SHORT PROBLEM
Show every line in the entries below where the word "расходы" appears.
**** PROVIDED DATA ****
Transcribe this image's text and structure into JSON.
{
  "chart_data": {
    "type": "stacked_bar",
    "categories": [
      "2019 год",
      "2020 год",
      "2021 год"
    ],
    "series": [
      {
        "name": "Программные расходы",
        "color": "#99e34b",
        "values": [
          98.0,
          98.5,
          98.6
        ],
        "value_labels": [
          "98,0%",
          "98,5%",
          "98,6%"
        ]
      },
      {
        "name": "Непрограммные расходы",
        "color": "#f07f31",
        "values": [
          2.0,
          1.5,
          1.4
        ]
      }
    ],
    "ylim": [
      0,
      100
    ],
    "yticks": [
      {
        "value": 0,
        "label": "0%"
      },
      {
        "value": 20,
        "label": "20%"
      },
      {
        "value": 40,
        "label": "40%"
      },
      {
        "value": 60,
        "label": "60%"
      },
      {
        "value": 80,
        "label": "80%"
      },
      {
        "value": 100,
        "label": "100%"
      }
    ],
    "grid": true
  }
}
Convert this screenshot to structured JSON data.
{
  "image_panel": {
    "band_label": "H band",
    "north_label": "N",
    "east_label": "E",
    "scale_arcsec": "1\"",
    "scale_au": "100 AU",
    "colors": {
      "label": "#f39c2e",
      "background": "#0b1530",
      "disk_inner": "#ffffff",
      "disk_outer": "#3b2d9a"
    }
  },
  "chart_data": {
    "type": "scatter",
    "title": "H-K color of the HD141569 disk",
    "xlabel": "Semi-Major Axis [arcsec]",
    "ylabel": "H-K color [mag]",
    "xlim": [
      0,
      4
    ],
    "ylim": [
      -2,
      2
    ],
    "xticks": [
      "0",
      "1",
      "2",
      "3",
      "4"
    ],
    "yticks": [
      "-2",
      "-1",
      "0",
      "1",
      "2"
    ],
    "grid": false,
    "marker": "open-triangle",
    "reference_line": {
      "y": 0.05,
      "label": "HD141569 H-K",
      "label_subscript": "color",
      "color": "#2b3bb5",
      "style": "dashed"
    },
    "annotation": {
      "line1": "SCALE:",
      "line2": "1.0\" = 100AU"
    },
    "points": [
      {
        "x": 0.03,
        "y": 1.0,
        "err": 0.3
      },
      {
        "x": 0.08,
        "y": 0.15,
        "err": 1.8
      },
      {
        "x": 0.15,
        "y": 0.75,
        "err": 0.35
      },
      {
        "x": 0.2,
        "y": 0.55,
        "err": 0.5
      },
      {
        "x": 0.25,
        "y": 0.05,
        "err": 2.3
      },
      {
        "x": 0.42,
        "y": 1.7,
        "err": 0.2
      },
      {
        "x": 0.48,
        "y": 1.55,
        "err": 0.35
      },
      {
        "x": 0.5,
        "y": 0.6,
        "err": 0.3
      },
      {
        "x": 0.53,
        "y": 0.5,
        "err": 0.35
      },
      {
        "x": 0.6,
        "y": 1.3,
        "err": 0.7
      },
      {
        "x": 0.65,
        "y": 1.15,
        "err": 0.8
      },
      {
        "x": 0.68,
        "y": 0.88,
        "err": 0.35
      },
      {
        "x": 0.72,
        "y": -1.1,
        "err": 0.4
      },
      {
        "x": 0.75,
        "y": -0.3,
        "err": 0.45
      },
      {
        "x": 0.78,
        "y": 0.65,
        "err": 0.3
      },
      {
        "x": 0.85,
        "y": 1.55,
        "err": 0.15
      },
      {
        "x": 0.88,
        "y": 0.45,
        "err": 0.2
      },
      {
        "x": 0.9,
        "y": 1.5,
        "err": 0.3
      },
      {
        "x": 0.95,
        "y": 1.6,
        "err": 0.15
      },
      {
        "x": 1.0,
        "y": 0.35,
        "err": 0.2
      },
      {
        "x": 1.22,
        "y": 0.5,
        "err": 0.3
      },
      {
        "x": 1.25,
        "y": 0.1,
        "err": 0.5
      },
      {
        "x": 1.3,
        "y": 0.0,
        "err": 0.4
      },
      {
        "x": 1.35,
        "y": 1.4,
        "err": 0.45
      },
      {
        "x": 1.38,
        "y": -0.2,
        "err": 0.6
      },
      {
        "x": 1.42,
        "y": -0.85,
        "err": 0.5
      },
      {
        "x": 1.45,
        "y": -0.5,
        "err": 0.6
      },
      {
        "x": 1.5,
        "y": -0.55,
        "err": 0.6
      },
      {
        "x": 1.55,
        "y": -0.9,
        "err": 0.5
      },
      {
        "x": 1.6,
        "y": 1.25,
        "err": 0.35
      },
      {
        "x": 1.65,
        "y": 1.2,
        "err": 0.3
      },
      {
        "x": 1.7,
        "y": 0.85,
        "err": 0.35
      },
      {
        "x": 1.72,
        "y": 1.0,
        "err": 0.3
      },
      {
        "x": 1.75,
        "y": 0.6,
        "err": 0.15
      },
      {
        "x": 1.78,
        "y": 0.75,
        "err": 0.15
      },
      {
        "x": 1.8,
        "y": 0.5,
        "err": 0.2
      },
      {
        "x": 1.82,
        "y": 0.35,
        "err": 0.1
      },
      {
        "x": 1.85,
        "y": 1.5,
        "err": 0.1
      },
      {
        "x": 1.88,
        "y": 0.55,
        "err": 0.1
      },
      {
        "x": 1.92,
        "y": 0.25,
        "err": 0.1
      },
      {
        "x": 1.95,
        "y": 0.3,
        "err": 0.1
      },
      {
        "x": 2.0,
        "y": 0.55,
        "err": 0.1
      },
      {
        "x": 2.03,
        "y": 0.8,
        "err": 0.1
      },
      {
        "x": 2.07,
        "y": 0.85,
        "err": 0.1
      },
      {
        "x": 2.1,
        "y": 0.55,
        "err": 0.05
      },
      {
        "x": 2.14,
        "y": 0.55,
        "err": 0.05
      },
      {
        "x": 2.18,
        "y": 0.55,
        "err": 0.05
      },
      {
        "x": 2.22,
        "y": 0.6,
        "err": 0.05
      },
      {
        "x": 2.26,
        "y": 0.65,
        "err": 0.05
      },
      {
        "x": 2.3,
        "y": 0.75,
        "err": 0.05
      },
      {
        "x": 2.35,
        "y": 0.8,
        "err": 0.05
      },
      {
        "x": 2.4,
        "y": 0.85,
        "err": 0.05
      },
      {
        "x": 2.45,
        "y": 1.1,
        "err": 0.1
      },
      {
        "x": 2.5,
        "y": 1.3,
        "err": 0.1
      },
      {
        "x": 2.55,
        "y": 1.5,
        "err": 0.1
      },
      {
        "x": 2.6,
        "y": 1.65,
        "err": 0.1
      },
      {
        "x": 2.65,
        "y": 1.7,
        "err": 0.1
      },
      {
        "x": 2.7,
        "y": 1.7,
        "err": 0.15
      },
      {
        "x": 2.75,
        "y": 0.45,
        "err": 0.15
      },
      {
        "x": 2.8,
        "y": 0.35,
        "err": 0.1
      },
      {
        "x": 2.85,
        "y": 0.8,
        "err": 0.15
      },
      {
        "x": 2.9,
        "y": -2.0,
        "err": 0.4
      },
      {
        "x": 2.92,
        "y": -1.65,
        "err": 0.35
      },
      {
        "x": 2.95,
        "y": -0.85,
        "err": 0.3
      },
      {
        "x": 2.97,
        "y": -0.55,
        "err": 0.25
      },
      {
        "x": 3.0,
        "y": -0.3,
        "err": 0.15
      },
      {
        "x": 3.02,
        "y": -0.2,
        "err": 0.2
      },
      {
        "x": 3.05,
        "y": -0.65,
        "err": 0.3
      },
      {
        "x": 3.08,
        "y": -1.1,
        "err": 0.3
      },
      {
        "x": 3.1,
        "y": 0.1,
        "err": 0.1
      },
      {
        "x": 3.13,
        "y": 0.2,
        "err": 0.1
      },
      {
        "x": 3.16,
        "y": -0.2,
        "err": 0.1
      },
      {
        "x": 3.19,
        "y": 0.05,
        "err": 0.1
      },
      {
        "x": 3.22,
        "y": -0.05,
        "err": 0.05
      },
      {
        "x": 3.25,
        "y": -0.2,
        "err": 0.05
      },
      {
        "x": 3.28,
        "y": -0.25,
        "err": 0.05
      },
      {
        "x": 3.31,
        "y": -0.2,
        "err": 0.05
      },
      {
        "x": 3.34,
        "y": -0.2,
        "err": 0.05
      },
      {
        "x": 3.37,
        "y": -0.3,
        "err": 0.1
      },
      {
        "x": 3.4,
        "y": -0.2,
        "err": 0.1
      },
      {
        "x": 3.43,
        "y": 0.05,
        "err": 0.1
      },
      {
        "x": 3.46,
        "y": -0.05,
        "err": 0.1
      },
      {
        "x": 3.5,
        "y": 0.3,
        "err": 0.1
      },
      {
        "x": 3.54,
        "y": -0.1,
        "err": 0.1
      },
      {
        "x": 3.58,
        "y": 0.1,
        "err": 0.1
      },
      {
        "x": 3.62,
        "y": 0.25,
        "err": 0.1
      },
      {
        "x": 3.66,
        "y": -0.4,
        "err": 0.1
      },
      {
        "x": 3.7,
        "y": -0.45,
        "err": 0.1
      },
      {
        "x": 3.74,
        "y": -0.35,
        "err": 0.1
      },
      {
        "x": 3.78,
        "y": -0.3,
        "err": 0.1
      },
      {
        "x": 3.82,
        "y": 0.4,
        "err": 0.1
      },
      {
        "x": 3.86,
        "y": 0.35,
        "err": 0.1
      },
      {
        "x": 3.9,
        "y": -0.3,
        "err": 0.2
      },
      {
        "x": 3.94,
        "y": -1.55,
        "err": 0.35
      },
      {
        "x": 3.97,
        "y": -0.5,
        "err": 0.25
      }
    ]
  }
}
****
ANSWER TO THIS TASK
        "name": "Программные расходы",
        "name": "Непрограммные расходы",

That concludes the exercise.